*Your instructions*:
Output the material below unchanged, apart from leaving out the pictures.

*Available data*:
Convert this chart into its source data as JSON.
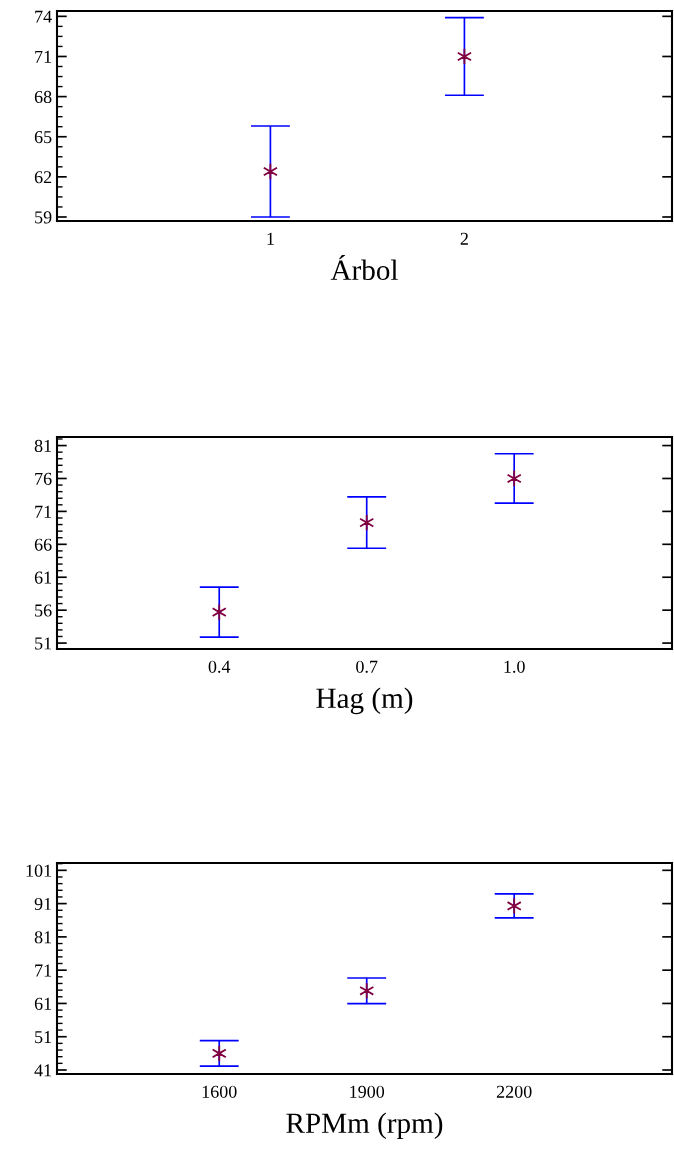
{
  "chart_data": [
    {
      "type": "scatter",
      "xlabel": "Árbol",
      "categories": [
        "1",
        "2"
      ],
      "marker": "cross",
      "grid": false,
      "series": [
        {
          "color": "#800040",
          "values": [
            62.4,
            71.0
          ],
          "errors": [
            3.4,
            2.9
          ]
        }
      ],
      "ylim": [
        58.7,
        74.4
      ],
      "yticks": [
        59,
        62,
        65,
        68,
        71,
        74
      ]
    },
    {
      "type": "scatter",
      "xlabel": "Hag (m)",
      "categories": [
        "0.4",
        "0.7",
        "1.0"
      ],
      "marker": "cross",
      "grid": false,
      "series": [
        {
          "color": "#800040",
          "values": [
            55.7,
            69.3,
            76.0
          ],
          "errors": [
            3.8,
            3.9,
            3.75
          ]
        }
      ],
      "ylim": [
        50.1,
        82.3
      ],
      "yticks": [
        51,
        56,
        61,
        66,
        71,
        76,
        81
      ]
    },
    {
      "type": "scatter",
      "xlabel": "RPMm (rpm)",
      "categories": [
        "1600",
        "1900",
        "2200"
      ],
      "marker": "cross",
      "grid": false,
      "series": [
        {
          "color": "#800040",
          "values": [
            46.0,
            64.8,
            90.3
          ],
          "errors": [
            3.85,
            3.85,
            3.6
          ]
        }
      ],
      "ylim": [
        39.8,
        103.2
      ],
      "yticks": [
        41,
        51,
        61,
        71,
        81,
        91,
        101
      ]
    }
  ]
}
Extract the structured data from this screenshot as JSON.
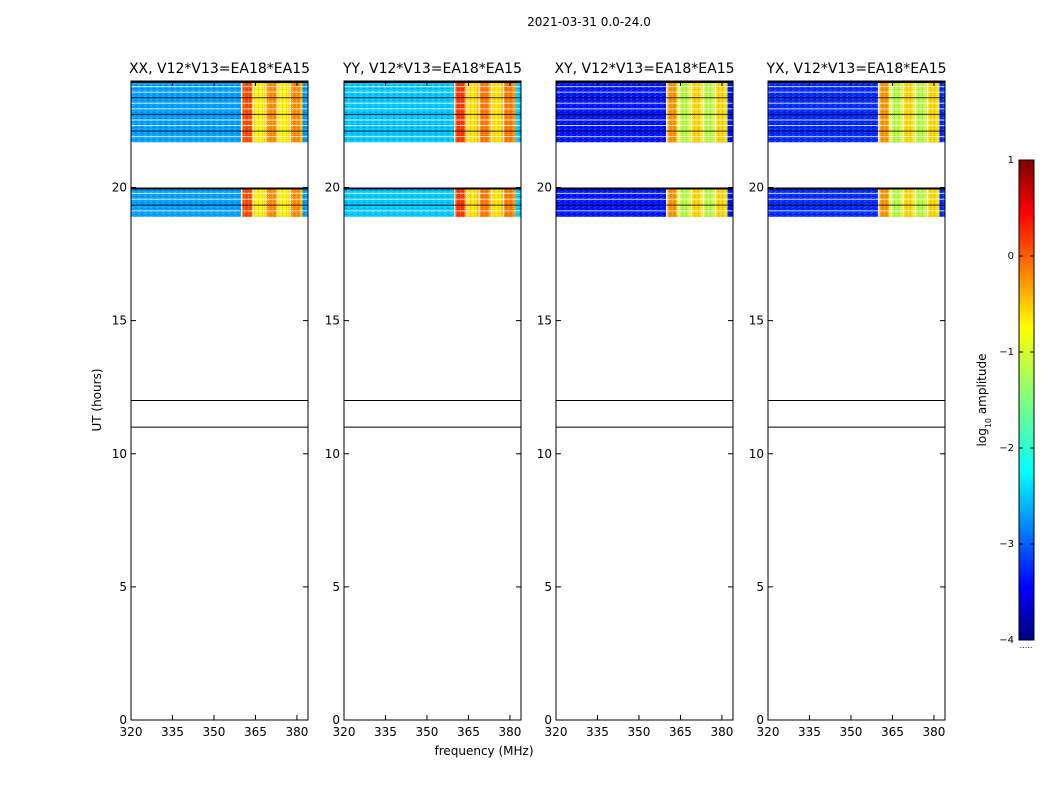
{
  "chart_data": {
    "type": "heatmap",
    "title": "2021-03-31 0.0-24.0",
    "xlabel": "frequency (MHz)",
    "ylabel": "UT (hours)",
    "xlim": [
      320,
      384
    ],
    "ylim": [
      0,
      24
    ],
    "xticks": [
      320,
      335,
      350,
      365,
      380
    ],
    "yticks": [
      0,
      5,
      10,
      15,
      20
    ],
    "horizontal_lines_ut": [
      11.0,
      12.0
    ],
    "data_blocks_ut": [
      [
        18.9,
        20.0
      ],
      [
        21.7,
        24.0
      ]
    ],
    "bright_band_mhz": [
      360,
      382
    ],
    "panels": [
      {
        "title": "XX, V12*V13=EA18*EA15",
        "background_level": -2.6,
        "band_level": -0.6
      },
      {
        "title": "YY, V12*V13=EA18*EA15",
        "background_level": -2.4,
        "band_level": -0.5
      },
      {
        "title": "XY, V12*V13=EA18*EA15",
        "background_level": -3.3,
        "band_level": -1.0
      },
      {
        "title": "YX, V12*V13=EA18*EA15",
        "background_level": -3.2,
        "band_level": -1.0
      }
    ],
    "colorbar": {
      "label": "log10 amplitude",
      "range": [
        -4,
        1
      ],
      "ticks": [
        1,
        0,
        -1,
        -2,
        -3,
        -4
      ],
      "colormap": "jet",
      "ellipsis": "....."
    }
  }
}
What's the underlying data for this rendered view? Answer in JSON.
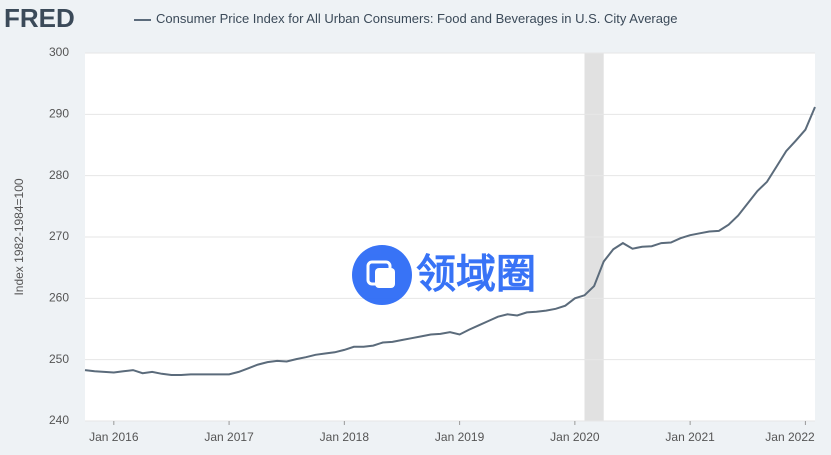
{
  "brand": "FRED",
  "watermark": "领域圈",
  "chart_data": {
    "type": "line",
    "title": "Consumer Price Index for All Urban Consumers: Food and Beverages in U.S. City Average",
    "y_label": "Index 1982-1984=100",
    "x": [
      "2015-10",
      "2015-11",
      "2015-12",
      "2016-01",
      "2016-02",
      "2016-03",
      "2016-04",
      "2016-05",
      "2016-06",
      "2016-07",
      "2016-08",
      "2016-09",
      "2016-10",
      "2016-11",
      "2016-12",
      "2017-01",
      "2017-02",
      "2017-03",
      "2017-04",
      "2017-05",
      "2017-06",
      "2017-07",
      "2017-08",
      "2017-09",
      "2017-10",
      "2017-11",
      "2017-12",
      "2018-01",
      "2018-02",
      "2018-03",
      "2018-04",
      "2018-05",
      "2018-06",
      "2018-07",
      "2018-08",
      "2018-09",
      "2018-10",
      "2018-11",
      "2018-12",
      "2019-01",
      "2019-02",
      "2019-03",
      "2019-04",
      "2019-05",
      "2019-06",
      "2019-07",
      "2019-08",
      "2019-09",
      "2019-10",
      "2019-11",
      "2019-12",
      "2020-01",
      "2020-02",
      "2020-03",
      "2020-04",
      "2020-05",
      "2020-06",
      "2020-07",
      "2020-08",
      "2020-09",
      "2020-10",
      "2020-11",
      "2020-12",
      "2021-01",
      "2021-02",
      "2021-03",
      "2021-04",
      "2021-05",
      "2021-06",
      "2021-07",
      "2021-08",
      "2021-09",
      "2021-10",
      "2021-11",
      "2021-12",
      "2022-01",
      "2022-02"
    ],
    "series": [
      {
        "name": "Consumer Price Index for All Urban Consumers: Food and Beverages in U.S. City Average",
        "color": "#5b6b7b",
        "values": [
          248.3,
          248.1,
          248.0,
          247.9,
          248.1,
          248.3,
          247.8,
          248.0,
          247.7,
          247.5,
          247.5,
          247.6,
          247.6,
          247.6,
          247.6,
          247.6,
          248.0,
          248.6,
          249.2,
          249.6,
          249.8,
          249.7,
          250.1,
          250.4,
          250.8,
          251.0,
          251.2,
          251.6,
          252.1,
          252.1,
          252.3,
          252.8,
          252.9,
          253.2,
          253.5,
          253.8,
          254.1,
          254.2,
          254.5,
          254.1,
          254.9,
          255.6,
          256.3,
          257.0,
          257.4,
          257.2,
          257.7,
          257.8,
          258.0,
          258.3,
          258.8,
          260.0,
          260.5,
          262.0,
          266.0,
          268.0,
          269.0,
          268.1,
          268.4,
          268.5,
          269.0,
          269.1,
          269.8,
          270.3,
          270.6,
          270.9,
          271.0,
          272.0,
          273.5,
          275.5,
          277.5,
          279.0,
          281.5,
          284.0,
          285.7,
          287.5,
          291.2
        ]
      }
    ],
    "recession": [
      "2020-02",
      "2020-04"
    ],
    "xlim": [
      "2015-10",
      "2022-02"
    ],
    "xticks": [
      {
        "value": "2016-01",
        "label": "Jan 2016"
      },
      {
        "value": "2017-01",
        "label": "Jan 2017"
      },
      {
        "value": "2018-01",
        "label": "Jan 2018"
      },
      {
        "value": "2019-01",
        "label": "Jan 2019"
      },
      {
        "value": "2020-01",
        "label": "Jan 2020"
      },
      {
        "value": "2021-01",
        "label": "Jan 2021"
      },
      {
        "value": "2022-01",
        "label": "Jan 2022"
      }
    ],
    "ylim": [
      240,
      300
    ],
    "yticks": [
      240,
      250,
      260,
      270,
      280,
      290,
      300
    ],
    "grid": true
  }
}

*Final result*:
Convert this chart into its source data as JSON.
{
  "chart_data": [
    {
      "type": "scatter",
      "xlabel": "Árbol",
      "categories": [
        "1",
        "2"
      ],
      "marker": "cross",
      "grid": false,
      "series": [
        {
          "color": "#800040",
          "values": [
            62.4,
            71.0
          ],
          "errors": [
            3.4,
            2.9
          ]
        }
      ],
      "ylim": [
        58.7,
        74.4
      ],
      "yticks": [
        59,
        62,
        65,
        68,
        71,
        74
      ]
    },
    {
      "type": "scatter",
      "xlabel": "Hag (m)",
      "categories": [
        "0.4",
        "0.7",
        "1.0"
      ],
      "marker": "cross",
      "grid": false,
      "series": [
        {
          "color": "#800040",
          "values": [
            55.7,
            69.3,
            76.0
          ],
          "errors": [
            3.8,
            3.9,
            3.75
          ]
        }
      ],
      "ylim": [
        50.1,
        82.3
      ],
      "yticks": [
        51,
        56,
        61,
        66,
        71,
        76,
        81
      ]
    },
    {
      "type": "scatter",
      "xlabel": "RPMm (rpm)",
      "categories": [
        "1600",
        "1900",
        "2200"
      ],
      "marker": "cross",
      "grid": false,
      "series": [
        {
          "color": "#800040",
          "values": [
            46.0,
            64.8,
            90.3
          ],
          "errors": [
            3.85,
            3.85,
            3.6
          ]
        }
      ],
      "ylim": [
        39.8,
        103.2
      ],
      "yticks": [
        41,
        51,
        61,
        71,
        81,
        91,
        101
      ]
    }
  ]
}
Extract the structured data from this screenshot as JSON.
{
  "chart_data": {
    "type": "heatmap",
    "title": "2021-03-31 0.0-24.0",
    "xlabel": "frequency (MHz)",
    "ylabel": "UT (hours)",
    "xlim": [
      320,
      384
    ],
    "ylim": [
      0,
      24
    ],
    "xticks": [
      320,
      335,
      350,
      365,
      380
    ],
    "yticks": [
      0,
      5,
      10,
      15,
      20
    ],
    "horizontal_lines_ut": [
      11.0,
      12.0
    ],
    "data_blocks_ut": [
      [
        18.9,
        20.0
      ],
      [
        21.7,
        24.0
      ]
    ],
    "bright_band_mhz": [
      360,
      382
    ],
    "panels": [
      {
        "title": "XX, V12*V13=EA18*EA15",
        "background_level": -2.6,
        "band_level": -0.6
      },
      {
        "title": "YY, V12*V13=EA18*EA15",
        "background_level": -2.4,
        "band_level": -0.5
      },
      {
        "title": "XY, V12*V13=EA18*EA15",
        "background_level": -3.3,
        "band_level": -1.0
      },
      {
        "title": "YX, V12*V13=EA18*EA15",
        "background_level": -3.2,
        "band_level": -1.0
      }
    ],
    "colorbar": {
      "label": "log10 amplitude",
      "range": [
        -4,
        1
      ],
      "ticks": [
        1,
        0,
        -1,
        -2,
        -3,
        -4
      ],
      "colormap": "jet",
      "ellipsis": "....."
    }
  }
}
What's the underlying data for this rendered view? Answer in JSON.
{
  "brand": "FRED",
  "watermark": "领域圈",
  "chart_data": {
    "type": "line",
    "title": "Consumer Price Index for All Urban Consumers: Food and Beverages in U.S. City Average",
    "y_label": "Index 1982-1984=100",
    "x": [
      "2015-10",
      "2015-11",
      "2015-12",
      "2016-01",
      "2016-02",
      "2016-03",
      "2016-04",
      "2016-05",
      "2016-06",
      "2016-07",
      "2016-08",
      "2016-09",
      "2016-10",
      "2016-11",
      "2016-12",
      "2017-01",
      "2017-02",
      "2017-03",
      "2017-04",
      "2017-05",
      "2017-06",
      "2017-07",
      "2017-08",
      "2017-09",
      "2017-10",
      "2017-11",
      "2017-12",
      "2018-01",
      "2018-02",
      "2018-03",
      "2018-04",
      "2018-05",
      "2018-06",
      "2018-07",
      "2018-08",
      "2018-09",
      "2018-10",
      "2018-11",
      "2018-12",
      "2019-01",
      "2019-02",
      "2019-03",
      "2019-04",
      "2019-05",
      "2019-06",
      "2019-07",
      "2019-08",
      "2019-09",
      "2019-10",
      "2019-11",
      "2019-12",
      "2020-01",
      "2020-02",
      "2020-03",
      "2020-04",
      "2020-05",
      "2020-06",
      "2020-07",
      "2020-08",
      "2020-09",
      "2020-10",
      "2020-11",
      "2020-12",
      "2021-01",
      "2021-02",
      "2021-03",
      "2021-04",
      "2021-05",
      "2021-06",
      "2021-07",
      "2021-08",
      "2021-09",
      "2021-10",
      "2021-11",
      "2021-12",
      "2022-01",
      "2022-02"
    ],
    "series": [
      {
        "name": "Consumer Price Index for All Urban Consumers: Food and Beverages in U.S. City Average",
        "color": "#5b6b7b",
        "values": [
          248.3,
          248.1,
          248.0,
          247.9,
          248.1,
          248.3,
          247.8,
          248.0,
          247.7,
          247.5,
          247.5,
          247.6,
          247.6,
          247.6,
          247.6,
          247.6,
          248.0,
          248.6,
          249.2,
          249.6,
          249.8,
          249.7,
          250.1,
          250.4,
          250.8,
          251.0,
          251.2,
          251.6,
          252.1,
          252.1,
          252.3,
          252.8,
          252.9,
          253.2,
          253.5,
          253.8,
          254.1,
          254.2,
          254.5,
          254.1,
          254.9,
          255.6,
          256.3,
          257.0,
          257.4,
          257.2,
          257.7,
          257.8,
          258.0,
          258.3,
          258.8,
          260.0,
          260.5,
          262.0,
          266.0,
          268.0,
          269.0,
          268.1,
          268.4,
          268.5,
          269.0,
          269.1,
          269.8,
          270.3,
          270.6,
          270.9,
          271.0,
          272.0,
          273.5,
          275.5,
          277.5,
          279.0,
          281.5,
          284.0,
          285.7,
          287.5,
          291.2
        ]
      }
    ],
    "recession": [
      "2020-02",
      "2020-04"
    ],
    "xlim": [
      "2015-10",
      "2022-02"
    ],
    "xticks": [
      {
        "value": "2016-01",
        "label": "Jan 2016"
      },
      {
        "value": "2017-01",
        "label": "Jan 2017"
      },
      {
        "value": "2018-01",
        "label": "Jan 2018"
      },
      {
        "value": "2019-01",
        "label": "Jan 2019"
      },
      {
        "value": "2020-01",
        "label": "Jan 2020"
      },
      {
        "value": "2021-01",
        "label": "Jan 2021"
      },
      {
        "value": "2022-01",
        "label": "Jan 2022"
      }
    ],
    "ylim": [
      240,
      300
    ],
    "yticks": [
      240,
      250,
      260,
      270,
      280,
      290,
      300
    ],
    "grid": true
  }
}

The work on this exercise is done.